_Given instruction_.
Gather all lines containing the string "sahip" and copy them out.

[Records from a collection]
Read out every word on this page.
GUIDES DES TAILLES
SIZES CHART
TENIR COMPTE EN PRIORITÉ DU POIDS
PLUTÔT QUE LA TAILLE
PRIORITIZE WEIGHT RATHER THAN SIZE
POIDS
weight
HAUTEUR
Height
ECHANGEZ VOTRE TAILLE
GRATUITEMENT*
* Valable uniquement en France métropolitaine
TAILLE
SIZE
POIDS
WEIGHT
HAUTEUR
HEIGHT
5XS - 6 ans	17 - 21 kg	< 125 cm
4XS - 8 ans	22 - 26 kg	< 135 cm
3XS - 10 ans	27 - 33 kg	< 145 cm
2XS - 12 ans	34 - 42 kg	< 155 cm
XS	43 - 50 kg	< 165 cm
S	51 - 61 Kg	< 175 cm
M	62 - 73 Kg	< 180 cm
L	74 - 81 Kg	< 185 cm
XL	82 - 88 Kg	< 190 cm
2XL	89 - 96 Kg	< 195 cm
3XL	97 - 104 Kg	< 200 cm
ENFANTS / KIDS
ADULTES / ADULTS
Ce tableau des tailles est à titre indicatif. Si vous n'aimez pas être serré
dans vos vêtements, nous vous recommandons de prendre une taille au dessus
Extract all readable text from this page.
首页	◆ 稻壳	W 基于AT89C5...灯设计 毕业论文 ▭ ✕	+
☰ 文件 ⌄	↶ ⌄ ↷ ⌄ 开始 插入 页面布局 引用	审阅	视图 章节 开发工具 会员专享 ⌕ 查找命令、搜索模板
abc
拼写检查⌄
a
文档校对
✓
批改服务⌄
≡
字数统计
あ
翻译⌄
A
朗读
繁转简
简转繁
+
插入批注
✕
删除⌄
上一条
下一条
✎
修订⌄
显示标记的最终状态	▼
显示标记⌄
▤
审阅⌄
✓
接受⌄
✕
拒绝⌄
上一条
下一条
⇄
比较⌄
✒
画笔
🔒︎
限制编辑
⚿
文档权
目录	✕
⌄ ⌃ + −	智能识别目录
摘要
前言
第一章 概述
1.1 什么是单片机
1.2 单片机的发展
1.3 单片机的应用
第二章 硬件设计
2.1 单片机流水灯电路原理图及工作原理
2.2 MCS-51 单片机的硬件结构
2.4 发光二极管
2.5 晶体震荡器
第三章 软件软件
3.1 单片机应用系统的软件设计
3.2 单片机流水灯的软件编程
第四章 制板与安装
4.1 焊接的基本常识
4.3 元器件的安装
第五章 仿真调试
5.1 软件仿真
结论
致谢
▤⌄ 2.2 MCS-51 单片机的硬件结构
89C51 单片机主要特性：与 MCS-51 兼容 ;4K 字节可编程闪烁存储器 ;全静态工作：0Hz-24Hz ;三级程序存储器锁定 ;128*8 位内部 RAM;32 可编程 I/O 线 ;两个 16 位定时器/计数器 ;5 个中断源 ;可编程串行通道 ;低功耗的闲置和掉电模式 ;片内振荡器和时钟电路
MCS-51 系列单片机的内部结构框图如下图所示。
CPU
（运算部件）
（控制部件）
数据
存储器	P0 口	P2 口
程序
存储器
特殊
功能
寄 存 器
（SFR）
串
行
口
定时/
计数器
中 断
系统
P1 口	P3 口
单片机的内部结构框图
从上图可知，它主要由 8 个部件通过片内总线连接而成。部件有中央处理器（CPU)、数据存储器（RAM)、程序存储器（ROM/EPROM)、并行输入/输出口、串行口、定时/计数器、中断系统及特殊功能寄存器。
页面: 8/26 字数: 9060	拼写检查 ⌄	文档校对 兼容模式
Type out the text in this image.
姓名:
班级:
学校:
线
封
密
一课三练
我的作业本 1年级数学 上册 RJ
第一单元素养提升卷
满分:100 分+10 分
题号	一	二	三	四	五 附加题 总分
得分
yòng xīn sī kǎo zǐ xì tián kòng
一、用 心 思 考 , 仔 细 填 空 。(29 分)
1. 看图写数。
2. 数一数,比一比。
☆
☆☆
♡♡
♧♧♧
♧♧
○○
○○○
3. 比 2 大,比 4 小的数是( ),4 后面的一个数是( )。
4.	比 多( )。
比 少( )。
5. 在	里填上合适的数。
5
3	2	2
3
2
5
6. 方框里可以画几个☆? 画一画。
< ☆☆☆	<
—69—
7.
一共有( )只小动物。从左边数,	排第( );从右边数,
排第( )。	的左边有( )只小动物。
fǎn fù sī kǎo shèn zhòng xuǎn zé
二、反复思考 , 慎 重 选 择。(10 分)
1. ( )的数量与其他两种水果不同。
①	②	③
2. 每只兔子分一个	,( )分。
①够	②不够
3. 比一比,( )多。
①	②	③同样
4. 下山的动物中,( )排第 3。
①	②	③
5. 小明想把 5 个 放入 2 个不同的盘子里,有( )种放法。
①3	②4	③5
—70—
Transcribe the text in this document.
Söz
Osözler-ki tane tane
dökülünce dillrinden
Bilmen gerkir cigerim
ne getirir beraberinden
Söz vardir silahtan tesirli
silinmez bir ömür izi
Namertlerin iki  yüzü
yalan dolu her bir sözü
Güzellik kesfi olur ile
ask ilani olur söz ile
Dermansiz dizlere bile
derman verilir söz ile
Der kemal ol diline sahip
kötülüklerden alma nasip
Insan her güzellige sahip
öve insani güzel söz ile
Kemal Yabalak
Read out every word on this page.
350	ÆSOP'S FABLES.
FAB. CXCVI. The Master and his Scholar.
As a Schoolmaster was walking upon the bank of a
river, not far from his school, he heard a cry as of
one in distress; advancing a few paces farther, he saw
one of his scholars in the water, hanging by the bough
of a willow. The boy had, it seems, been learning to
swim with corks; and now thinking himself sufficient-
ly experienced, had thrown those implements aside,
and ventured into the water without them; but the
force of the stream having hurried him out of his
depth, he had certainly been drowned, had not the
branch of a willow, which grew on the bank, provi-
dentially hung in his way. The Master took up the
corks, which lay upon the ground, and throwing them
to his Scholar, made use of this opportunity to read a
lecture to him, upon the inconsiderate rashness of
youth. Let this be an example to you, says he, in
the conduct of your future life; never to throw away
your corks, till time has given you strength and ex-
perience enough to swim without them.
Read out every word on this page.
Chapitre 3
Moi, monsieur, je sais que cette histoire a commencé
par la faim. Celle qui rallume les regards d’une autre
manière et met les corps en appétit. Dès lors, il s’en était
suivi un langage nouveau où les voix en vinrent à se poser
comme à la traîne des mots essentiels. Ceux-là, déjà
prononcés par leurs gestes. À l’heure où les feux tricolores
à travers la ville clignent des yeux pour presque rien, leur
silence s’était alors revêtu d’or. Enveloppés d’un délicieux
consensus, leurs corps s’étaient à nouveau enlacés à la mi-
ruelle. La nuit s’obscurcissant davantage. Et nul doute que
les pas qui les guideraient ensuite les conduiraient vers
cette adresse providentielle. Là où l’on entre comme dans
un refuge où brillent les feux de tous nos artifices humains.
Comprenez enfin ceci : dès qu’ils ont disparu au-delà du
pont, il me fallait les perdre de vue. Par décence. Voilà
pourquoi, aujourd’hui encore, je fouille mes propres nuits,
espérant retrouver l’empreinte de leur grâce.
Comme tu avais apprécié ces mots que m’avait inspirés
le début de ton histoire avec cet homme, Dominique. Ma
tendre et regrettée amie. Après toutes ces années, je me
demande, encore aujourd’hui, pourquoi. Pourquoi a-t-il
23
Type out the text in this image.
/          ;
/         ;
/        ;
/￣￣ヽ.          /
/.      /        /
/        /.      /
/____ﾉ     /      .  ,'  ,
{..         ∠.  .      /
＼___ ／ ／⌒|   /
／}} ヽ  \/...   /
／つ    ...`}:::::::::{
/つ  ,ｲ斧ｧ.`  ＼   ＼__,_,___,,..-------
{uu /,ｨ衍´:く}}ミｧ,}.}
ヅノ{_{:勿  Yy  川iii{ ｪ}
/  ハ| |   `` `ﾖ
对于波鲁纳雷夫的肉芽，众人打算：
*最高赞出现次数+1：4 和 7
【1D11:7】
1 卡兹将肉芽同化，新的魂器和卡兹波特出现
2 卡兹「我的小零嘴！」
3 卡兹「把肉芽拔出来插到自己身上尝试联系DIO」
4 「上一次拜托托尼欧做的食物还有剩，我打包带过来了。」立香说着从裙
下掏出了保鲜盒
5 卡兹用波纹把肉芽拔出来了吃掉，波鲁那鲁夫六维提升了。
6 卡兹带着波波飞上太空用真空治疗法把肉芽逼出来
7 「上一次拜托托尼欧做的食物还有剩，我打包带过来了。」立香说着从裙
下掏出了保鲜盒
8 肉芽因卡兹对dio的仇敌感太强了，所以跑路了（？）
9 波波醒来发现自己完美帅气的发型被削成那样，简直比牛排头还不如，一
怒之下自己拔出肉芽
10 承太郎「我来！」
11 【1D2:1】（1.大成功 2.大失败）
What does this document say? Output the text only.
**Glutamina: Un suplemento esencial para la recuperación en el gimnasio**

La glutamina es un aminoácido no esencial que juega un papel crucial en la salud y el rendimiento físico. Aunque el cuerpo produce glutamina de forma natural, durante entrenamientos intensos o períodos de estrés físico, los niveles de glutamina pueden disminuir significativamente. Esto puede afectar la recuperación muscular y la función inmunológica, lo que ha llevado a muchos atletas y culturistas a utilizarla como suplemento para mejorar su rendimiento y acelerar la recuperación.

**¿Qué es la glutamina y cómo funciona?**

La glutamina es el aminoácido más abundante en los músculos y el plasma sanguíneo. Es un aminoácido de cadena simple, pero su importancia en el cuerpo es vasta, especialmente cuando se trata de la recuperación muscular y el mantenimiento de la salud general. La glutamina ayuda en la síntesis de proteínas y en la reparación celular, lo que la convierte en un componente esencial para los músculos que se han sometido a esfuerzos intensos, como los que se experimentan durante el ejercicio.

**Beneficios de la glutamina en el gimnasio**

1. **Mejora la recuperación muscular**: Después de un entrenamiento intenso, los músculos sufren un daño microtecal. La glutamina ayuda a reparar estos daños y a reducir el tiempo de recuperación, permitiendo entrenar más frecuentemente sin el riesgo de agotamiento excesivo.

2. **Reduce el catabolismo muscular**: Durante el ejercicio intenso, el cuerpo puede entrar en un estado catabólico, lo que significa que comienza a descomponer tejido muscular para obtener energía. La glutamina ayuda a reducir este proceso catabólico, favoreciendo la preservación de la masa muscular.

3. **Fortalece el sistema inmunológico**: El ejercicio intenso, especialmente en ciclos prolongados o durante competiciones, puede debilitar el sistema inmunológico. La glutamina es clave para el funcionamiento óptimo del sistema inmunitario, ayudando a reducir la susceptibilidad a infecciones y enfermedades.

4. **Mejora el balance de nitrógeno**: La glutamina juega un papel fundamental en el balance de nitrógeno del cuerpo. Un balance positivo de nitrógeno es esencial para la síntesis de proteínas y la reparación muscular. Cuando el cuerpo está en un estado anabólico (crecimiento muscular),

_Reply to the task_.
Der kemal ol diline sahip
Insan her güzellige sahip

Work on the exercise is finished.